> GIVEN ENTRIES
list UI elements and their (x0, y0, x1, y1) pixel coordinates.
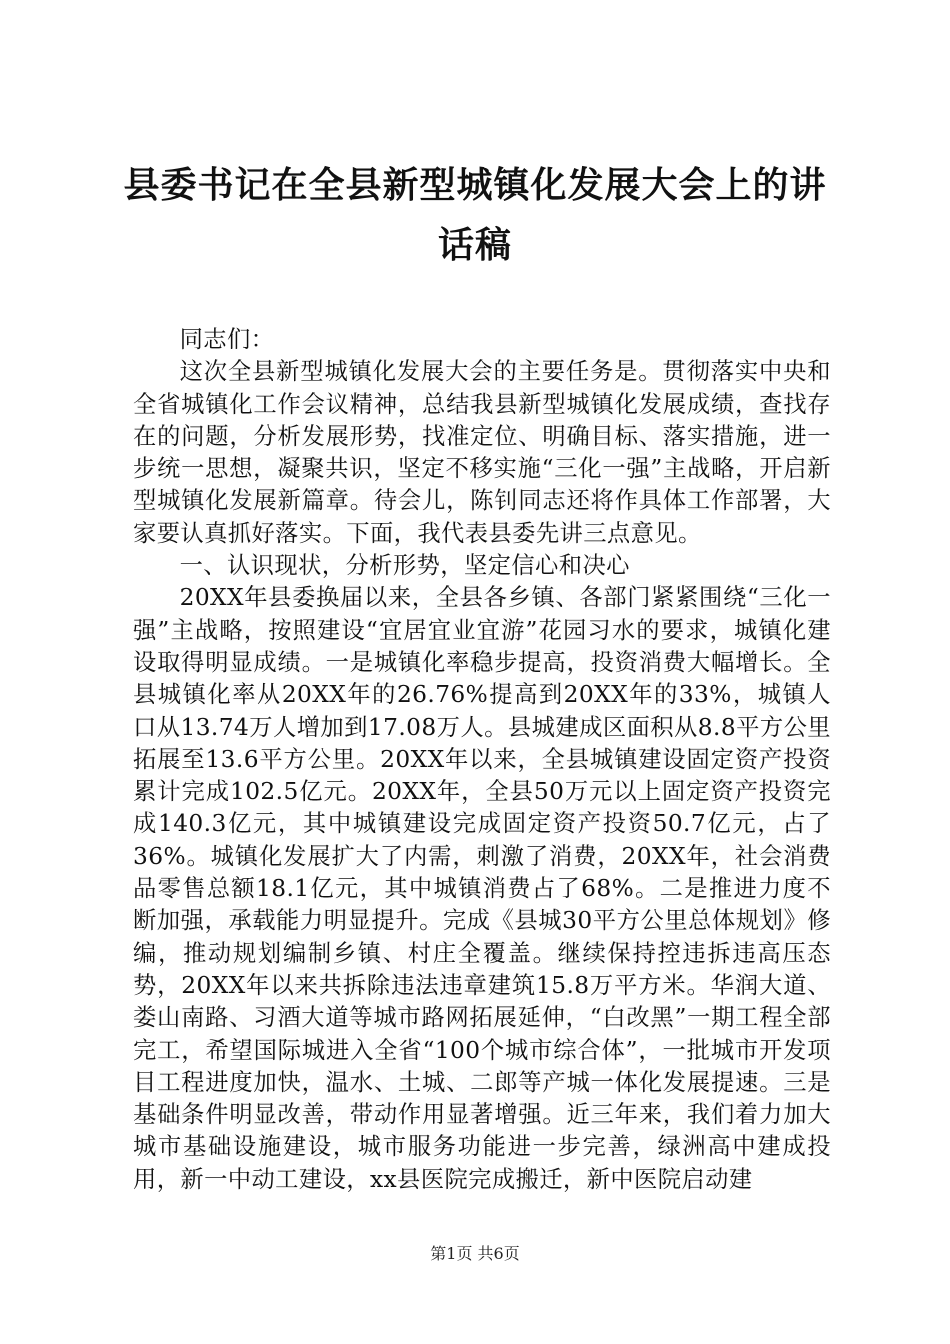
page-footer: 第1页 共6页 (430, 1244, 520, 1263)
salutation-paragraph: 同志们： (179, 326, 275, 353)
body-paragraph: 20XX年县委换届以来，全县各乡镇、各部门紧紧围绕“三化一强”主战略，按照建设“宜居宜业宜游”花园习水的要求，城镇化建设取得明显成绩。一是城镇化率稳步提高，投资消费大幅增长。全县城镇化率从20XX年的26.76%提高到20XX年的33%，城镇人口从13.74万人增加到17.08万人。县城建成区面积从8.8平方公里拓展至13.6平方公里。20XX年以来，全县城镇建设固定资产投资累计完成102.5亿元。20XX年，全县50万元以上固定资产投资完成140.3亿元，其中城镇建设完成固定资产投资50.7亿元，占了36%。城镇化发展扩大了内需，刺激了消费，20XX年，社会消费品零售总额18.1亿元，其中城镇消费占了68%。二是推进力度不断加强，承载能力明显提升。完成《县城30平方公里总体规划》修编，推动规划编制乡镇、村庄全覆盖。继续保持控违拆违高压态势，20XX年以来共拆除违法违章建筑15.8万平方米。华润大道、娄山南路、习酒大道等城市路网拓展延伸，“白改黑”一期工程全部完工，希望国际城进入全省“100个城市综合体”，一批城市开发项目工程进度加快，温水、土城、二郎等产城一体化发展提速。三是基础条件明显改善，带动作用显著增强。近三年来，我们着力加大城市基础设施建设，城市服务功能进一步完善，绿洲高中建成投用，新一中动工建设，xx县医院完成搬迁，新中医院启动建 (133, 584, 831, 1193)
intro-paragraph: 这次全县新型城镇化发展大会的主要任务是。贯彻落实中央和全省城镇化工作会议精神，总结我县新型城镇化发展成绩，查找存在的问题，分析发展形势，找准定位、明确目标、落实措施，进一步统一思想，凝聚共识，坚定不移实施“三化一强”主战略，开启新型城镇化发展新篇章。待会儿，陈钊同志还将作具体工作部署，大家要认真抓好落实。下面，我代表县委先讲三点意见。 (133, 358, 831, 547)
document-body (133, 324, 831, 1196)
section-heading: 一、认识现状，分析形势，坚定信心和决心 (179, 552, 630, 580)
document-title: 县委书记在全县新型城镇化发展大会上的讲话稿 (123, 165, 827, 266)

> PROBLEM DESCRIPTION
Turn the material lines into a numbered list, leaving out any blank lines: begin at the line that contains "page-footer: 第1页 共6页 (430, 1244, 520, 1263)" and stop after the line that contains "salutation-paragraph: 同志们： (179, 326, 275, 353)".

> ANSWER BELOW
1. page-footer: 第1页 共6页 (430, 1244, 520, 1263)
2. salutation-paragraph: 同志们： (179, 326, 275, 353)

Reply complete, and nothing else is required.